Extracted records:

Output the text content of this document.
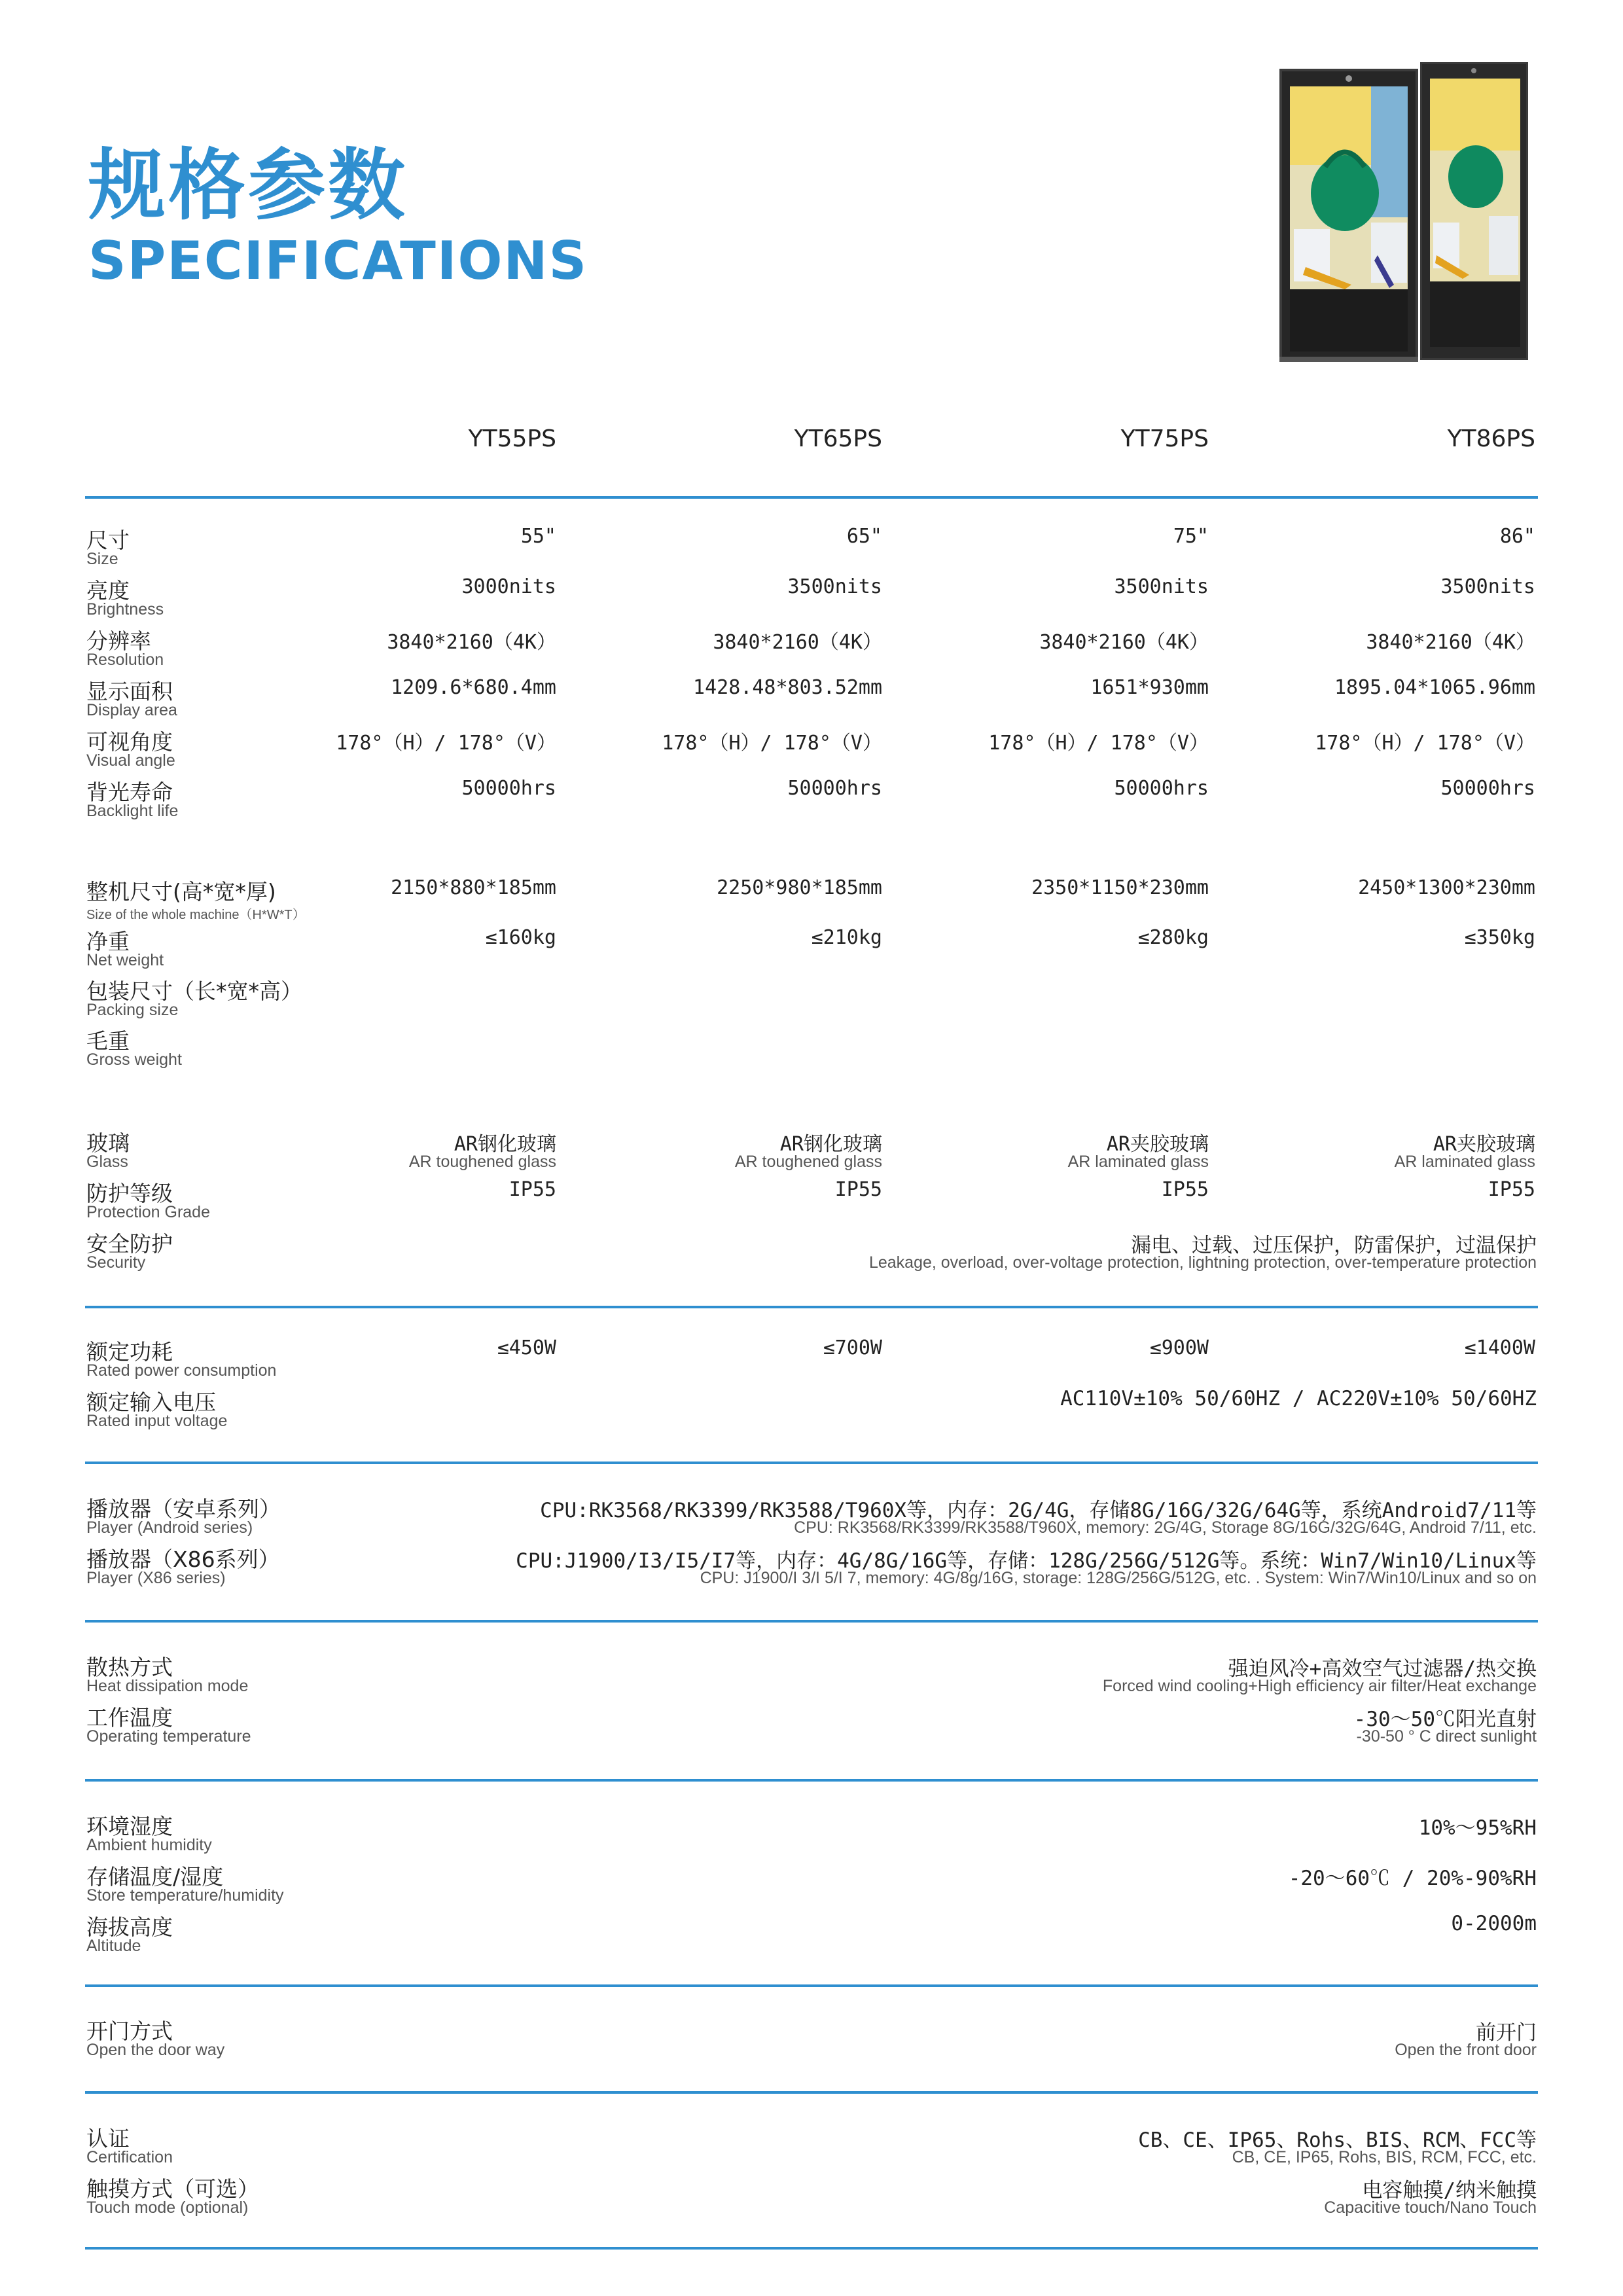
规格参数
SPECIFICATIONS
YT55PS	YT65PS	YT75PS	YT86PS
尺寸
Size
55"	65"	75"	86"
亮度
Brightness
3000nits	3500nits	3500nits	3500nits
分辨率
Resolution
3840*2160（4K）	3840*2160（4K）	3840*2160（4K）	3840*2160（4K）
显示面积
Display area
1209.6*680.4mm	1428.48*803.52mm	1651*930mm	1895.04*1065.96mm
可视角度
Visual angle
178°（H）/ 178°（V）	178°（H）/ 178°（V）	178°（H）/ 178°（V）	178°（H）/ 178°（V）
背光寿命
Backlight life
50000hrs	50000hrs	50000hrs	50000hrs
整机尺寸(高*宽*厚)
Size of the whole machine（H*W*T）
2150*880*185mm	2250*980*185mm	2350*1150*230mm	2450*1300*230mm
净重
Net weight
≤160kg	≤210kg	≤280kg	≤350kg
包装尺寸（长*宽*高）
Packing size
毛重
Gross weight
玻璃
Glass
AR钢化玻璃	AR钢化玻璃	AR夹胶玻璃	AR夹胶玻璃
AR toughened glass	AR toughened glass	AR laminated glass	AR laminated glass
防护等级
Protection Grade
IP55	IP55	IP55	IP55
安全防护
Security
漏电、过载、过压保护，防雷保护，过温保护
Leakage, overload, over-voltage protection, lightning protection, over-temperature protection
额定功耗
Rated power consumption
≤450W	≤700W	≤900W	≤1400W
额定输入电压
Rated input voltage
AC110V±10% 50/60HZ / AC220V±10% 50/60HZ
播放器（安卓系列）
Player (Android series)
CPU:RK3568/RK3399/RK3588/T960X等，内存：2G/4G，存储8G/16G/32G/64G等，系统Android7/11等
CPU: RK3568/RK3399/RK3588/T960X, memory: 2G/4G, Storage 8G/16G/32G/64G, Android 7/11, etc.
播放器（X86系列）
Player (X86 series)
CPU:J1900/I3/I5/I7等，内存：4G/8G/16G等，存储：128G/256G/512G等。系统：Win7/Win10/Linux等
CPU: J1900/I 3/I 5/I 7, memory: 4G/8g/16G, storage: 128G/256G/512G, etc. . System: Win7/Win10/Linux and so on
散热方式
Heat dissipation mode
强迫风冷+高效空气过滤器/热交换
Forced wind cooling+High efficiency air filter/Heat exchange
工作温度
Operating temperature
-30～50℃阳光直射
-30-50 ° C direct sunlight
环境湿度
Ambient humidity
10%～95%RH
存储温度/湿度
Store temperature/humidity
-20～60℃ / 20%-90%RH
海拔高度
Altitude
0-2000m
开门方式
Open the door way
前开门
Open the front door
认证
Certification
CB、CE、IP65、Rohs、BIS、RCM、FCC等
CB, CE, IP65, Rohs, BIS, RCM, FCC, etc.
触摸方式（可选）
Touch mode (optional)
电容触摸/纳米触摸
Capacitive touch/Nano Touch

* * *

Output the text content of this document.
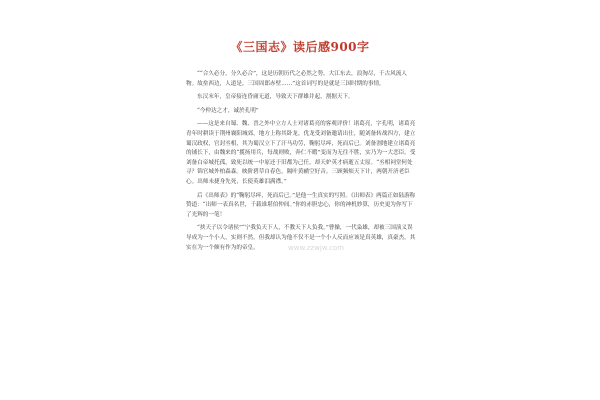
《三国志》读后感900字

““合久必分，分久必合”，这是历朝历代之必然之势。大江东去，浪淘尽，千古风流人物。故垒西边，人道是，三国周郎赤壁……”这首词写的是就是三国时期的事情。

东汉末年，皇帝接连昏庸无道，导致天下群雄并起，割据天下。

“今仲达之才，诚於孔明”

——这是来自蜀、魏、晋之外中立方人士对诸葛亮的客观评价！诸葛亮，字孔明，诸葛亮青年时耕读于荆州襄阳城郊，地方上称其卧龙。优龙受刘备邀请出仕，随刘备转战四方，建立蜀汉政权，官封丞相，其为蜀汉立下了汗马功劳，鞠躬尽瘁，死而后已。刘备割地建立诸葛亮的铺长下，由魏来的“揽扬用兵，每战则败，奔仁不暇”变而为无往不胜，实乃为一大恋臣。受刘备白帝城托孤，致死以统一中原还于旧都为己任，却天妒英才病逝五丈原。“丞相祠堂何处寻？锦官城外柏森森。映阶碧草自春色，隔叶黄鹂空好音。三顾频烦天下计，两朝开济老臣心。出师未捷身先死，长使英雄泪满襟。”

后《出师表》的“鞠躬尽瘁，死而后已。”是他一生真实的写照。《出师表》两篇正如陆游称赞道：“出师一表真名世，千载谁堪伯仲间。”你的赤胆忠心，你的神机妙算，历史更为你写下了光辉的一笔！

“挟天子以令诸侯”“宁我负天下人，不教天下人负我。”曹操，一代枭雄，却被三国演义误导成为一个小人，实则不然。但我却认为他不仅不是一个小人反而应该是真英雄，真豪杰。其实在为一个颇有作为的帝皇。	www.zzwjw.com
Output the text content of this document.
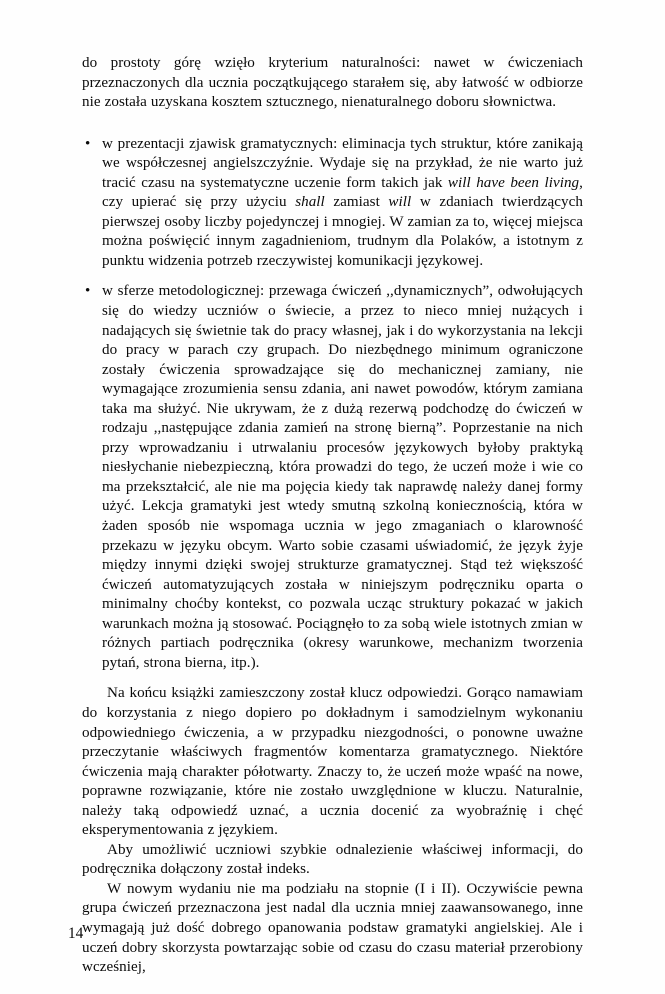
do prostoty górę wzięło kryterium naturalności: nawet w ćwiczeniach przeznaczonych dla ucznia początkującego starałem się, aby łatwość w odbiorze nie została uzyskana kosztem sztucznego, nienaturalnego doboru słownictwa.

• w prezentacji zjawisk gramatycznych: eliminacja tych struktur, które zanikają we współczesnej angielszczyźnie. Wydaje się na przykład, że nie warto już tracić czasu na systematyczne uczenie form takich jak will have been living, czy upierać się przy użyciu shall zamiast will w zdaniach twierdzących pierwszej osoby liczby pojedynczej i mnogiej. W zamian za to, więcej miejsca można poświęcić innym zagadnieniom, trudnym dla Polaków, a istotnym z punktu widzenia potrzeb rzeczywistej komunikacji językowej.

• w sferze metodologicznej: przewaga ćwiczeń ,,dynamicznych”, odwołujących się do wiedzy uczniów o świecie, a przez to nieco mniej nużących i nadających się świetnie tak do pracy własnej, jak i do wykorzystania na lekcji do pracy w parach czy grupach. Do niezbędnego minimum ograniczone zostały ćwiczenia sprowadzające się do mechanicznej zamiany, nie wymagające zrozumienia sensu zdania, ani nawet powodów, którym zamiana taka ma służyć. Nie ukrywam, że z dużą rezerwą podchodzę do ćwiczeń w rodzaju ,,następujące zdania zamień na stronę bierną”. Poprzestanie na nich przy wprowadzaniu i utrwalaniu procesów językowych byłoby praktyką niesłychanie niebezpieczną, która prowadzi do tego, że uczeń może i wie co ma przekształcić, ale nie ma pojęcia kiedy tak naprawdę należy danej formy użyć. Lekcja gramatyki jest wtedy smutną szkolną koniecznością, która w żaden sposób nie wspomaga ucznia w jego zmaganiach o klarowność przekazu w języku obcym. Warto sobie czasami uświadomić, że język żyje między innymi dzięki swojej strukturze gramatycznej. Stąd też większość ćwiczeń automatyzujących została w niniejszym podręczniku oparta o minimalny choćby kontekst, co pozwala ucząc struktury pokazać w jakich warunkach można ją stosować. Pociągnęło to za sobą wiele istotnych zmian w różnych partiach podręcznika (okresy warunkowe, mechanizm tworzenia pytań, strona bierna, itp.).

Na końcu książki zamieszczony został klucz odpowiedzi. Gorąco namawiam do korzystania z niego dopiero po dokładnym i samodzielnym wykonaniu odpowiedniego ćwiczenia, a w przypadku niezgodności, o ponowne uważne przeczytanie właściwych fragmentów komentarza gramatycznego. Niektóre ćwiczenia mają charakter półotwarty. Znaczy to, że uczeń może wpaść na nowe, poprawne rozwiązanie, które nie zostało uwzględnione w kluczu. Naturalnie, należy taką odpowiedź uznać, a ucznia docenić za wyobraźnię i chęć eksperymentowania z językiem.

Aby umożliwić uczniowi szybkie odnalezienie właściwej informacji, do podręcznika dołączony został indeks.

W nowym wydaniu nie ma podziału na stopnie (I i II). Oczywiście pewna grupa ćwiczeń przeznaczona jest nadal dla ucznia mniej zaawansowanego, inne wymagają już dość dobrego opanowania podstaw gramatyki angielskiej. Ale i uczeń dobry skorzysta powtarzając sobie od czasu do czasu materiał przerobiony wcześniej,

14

==

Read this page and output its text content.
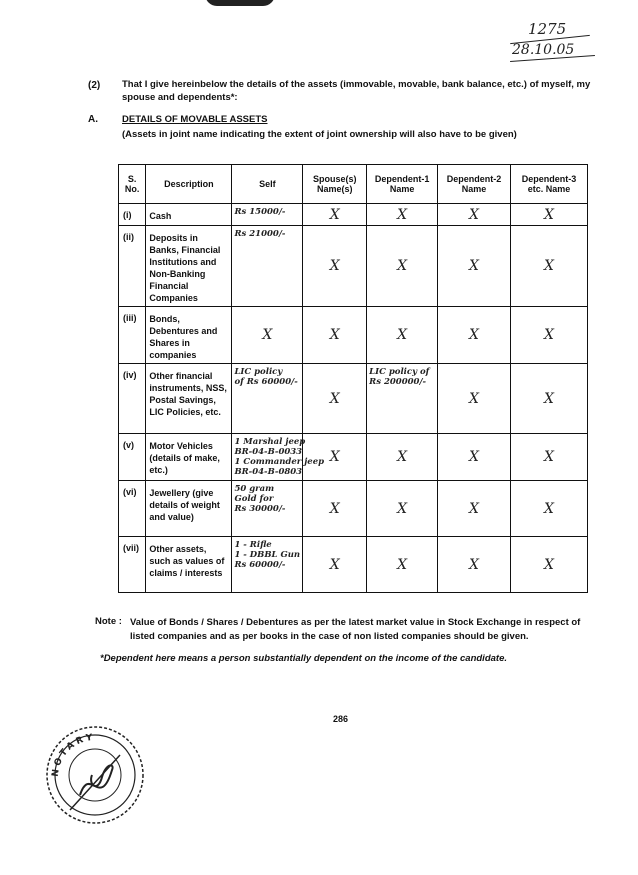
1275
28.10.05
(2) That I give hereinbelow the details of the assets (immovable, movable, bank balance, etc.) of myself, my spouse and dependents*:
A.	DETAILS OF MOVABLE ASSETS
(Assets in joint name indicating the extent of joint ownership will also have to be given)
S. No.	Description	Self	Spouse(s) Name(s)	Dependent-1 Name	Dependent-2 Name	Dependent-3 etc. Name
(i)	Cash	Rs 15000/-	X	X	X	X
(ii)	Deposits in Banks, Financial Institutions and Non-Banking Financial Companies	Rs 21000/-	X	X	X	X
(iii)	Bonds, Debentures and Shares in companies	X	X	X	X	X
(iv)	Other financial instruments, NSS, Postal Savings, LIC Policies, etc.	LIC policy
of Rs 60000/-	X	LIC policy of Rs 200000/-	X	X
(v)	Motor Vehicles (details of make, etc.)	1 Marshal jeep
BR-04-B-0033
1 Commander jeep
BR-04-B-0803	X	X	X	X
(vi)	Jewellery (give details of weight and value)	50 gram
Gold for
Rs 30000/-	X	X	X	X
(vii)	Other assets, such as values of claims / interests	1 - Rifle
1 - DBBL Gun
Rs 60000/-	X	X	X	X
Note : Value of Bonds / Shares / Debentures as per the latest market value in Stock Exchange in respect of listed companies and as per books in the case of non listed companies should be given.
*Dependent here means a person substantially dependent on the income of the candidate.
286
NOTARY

Exercise: Among the entries, how many lines include the word "will"? Answer with a single number and nothing further.

Task result: 2